#### Instructions for the task:
Out of the lines below, please list those that hold the string "from".

* Start Data for processing *

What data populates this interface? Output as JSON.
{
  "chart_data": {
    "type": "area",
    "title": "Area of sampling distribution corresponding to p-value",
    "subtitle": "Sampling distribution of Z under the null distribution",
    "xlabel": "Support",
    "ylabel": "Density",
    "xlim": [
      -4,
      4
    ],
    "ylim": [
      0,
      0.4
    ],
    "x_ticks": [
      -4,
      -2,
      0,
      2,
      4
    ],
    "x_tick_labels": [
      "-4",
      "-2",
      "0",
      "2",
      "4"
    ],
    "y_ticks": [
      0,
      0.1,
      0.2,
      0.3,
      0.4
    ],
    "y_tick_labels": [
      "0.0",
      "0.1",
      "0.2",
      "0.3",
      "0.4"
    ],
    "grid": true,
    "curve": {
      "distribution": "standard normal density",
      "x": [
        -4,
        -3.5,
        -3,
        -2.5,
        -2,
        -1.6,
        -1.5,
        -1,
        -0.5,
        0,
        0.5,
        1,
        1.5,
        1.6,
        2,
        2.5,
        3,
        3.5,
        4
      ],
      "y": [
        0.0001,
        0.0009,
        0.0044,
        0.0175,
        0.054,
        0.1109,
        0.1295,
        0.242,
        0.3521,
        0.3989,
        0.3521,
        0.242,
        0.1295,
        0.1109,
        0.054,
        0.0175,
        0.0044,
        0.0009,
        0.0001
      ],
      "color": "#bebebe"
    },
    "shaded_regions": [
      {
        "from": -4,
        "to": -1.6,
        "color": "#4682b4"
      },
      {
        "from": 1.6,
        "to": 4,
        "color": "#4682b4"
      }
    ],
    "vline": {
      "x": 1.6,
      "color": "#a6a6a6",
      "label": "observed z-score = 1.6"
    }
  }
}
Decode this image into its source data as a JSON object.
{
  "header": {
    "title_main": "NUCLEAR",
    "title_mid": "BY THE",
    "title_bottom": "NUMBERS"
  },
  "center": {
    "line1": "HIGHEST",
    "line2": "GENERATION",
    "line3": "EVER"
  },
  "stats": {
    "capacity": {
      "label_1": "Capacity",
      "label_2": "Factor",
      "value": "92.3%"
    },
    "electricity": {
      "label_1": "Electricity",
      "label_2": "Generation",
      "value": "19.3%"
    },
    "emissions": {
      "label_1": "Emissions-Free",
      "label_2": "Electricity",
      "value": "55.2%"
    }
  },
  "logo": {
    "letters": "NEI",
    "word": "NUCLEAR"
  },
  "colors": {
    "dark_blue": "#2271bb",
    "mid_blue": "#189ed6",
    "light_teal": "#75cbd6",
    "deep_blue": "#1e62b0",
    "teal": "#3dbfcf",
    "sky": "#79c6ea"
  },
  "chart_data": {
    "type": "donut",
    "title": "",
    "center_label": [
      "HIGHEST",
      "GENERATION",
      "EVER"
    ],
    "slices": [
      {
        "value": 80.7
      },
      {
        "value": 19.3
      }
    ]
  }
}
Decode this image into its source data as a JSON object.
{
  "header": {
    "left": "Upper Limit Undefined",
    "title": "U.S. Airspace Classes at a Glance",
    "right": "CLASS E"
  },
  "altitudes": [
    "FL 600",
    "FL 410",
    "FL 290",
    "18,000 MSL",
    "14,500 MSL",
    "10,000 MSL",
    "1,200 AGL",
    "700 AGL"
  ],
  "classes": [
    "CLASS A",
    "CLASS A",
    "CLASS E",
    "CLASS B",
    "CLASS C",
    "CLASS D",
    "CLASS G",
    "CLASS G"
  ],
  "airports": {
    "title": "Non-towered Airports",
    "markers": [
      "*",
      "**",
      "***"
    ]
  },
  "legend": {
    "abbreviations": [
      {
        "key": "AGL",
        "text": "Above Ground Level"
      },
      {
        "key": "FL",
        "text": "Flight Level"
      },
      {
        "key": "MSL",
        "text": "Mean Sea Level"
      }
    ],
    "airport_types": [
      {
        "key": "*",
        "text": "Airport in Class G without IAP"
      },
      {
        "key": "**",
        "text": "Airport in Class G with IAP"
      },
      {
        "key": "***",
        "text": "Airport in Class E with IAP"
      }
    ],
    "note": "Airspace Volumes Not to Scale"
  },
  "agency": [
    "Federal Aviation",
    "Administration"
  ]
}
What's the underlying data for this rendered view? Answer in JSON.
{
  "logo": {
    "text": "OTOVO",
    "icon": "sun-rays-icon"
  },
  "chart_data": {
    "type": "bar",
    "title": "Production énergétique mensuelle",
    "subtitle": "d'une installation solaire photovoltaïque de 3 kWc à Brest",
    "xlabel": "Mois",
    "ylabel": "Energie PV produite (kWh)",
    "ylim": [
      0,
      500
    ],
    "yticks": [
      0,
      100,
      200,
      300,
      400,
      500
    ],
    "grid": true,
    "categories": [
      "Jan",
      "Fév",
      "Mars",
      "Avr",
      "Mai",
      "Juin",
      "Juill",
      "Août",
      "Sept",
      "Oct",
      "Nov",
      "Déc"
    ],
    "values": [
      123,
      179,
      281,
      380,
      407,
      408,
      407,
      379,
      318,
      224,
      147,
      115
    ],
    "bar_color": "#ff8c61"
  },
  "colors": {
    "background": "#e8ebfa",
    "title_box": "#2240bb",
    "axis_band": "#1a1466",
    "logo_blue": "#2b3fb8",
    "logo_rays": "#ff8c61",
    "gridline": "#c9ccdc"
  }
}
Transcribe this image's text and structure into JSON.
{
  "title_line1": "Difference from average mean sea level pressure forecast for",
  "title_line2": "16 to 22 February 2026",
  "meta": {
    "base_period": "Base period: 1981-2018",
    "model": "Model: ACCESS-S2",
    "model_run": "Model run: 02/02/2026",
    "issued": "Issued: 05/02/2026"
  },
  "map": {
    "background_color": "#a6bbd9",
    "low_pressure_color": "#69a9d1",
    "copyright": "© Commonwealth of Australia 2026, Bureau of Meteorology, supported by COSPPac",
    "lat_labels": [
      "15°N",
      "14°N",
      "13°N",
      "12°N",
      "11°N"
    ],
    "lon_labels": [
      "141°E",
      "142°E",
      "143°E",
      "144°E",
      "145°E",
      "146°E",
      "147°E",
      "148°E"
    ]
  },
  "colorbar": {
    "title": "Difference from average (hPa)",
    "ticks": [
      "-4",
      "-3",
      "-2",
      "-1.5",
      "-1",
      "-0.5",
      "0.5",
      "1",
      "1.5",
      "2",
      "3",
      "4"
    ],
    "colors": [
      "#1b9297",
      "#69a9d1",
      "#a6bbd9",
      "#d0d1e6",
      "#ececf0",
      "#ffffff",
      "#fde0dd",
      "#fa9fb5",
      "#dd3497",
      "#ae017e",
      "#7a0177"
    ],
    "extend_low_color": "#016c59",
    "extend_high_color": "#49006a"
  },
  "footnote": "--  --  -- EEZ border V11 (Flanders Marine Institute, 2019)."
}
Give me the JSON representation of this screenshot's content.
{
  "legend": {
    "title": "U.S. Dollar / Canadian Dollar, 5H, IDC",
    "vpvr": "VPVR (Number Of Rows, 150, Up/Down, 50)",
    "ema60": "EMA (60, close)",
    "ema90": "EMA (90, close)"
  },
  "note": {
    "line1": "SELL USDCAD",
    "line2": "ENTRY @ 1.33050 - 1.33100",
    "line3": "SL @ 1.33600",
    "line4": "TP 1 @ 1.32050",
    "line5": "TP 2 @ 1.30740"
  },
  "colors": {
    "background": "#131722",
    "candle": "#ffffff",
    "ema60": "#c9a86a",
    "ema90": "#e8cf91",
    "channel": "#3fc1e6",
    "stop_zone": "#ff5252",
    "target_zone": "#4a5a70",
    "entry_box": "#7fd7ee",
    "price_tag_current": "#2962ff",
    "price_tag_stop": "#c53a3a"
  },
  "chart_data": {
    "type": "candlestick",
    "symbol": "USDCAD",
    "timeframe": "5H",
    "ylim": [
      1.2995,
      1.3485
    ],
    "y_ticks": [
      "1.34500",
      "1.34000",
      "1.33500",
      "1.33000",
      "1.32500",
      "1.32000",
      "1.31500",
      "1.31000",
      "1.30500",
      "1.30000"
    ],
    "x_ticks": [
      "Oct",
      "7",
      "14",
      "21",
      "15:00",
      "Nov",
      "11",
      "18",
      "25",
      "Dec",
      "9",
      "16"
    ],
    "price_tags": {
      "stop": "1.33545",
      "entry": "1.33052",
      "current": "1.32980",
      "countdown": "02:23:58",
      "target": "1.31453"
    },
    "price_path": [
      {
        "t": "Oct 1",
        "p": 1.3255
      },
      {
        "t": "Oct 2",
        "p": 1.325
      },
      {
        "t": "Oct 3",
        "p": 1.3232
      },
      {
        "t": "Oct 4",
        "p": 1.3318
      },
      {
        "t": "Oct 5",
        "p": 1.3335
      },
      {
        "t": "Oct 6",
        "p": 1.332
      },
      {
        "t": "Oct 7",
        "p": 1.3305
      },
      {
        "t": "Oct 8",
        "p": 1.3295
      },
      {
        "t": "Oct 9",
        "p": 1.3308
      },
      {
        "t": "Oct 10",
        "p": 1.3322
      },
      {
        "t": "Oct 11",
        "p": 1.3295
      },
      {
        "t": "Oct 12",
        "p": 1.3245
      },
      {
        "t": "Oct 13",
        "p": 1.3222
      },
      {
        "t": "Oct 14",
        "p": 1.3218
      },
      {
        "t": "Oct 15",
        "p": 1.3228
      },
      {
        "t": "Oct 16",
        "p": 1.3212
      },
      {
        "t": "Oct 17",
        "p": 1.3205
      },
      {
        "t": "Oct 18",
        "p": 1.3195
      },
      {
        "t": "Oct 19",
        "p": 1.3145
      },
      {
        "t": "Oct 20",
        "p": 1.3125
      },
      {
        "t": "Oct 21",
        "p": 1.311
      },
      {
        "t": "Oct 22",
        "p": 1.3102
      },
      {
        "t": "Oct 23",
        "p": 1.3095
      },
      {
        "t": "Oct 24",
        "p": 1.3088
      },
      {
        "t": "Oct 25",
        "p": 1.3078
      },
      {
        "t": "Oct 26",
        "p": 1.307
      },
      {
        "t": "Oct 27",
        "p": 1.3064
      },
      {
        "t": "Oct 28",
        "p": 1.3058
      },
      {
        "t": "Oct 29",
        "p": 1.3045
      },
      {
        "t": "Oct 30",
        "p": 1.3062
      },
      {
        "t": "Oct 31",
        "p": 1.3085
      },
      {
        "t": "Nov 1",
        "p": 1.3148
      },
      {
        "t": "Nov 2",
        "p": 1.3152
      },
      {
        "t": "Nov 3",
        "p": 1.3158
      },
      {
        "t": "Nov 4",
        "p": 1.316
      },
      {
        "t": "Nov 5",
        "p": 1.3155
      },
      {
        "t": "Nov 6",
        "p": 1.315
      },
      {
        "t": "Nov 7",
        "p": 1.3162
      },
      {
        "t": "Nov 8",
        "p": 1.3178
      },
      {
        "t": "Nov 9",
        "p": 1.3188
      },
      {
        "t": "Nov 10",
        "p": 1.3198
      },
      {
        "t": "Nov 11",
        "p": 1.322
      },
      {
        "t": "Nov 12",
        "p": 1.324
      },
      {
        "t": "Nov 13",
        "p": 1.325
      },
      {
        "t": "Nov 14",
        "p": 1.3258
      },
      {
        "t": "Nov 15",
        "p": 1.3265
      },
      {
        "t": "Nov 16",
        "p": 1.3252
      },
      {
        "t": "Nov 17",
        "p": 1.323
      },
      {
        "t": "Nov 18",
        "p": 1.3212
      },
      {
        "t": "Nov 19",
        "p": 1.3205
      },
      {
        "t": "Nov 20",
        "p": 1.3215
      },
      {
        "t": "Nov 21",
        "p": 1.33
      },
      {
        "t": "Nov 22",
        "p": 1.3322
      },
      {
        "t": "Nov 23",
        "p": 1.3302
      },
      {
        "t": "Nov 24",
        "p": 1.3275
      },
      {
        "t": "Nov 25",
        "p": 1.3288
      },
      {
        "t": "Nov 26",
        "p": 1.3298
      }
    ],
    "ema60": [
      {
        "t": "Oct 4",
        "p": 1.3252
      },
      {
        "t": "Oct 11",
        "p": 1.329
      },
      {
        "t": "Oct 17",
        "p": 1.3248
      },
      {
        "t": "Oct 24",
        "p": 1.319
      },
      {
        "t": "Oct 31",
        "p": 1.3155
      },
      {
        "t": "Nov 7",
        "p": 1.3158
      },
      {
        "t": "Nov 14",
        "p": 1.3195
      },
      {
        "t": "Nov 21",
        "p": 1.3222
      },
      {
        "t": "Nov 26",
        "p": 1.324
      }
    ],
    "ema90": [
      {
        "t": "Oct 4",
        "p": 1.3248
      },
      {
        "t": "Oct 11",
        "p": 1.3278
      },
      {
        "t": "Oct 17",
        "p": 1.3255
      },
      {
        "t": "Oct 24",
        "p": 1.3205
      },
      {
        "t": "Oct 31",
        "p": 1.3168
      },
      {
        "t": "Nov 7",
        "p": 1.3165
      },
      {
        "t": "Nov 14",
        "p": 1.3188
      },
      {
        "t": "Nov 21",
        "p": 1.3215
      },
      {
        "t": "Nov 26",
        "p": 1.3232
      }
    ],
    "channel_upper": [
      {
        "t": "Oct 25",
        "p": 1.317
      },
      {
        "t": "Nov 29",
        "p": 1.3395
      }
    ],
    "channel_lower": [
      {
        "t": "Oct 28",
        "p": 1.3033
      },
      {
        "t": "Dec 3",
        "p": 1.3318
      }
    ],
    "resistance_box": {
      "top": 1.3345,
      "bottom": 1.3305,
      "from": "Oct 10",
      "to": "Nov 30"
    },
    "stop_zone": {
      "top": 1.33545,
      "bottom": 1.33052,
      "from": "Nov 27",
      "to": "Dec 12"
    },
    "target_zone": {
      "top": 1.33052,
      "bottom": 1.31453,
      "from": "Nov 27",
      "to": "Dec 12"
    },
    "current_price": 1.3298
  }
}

* End Data for processing *

#### Task solution:
        "from": -4,
        "from": 1.6,
  "title_line1": "Difference from average mean sea level pressure forecast for",
    "title": "Difference from average (hPa)",
      "from": "Oct 10",
      "from": "Nov 27",
      "from": "Nov 27",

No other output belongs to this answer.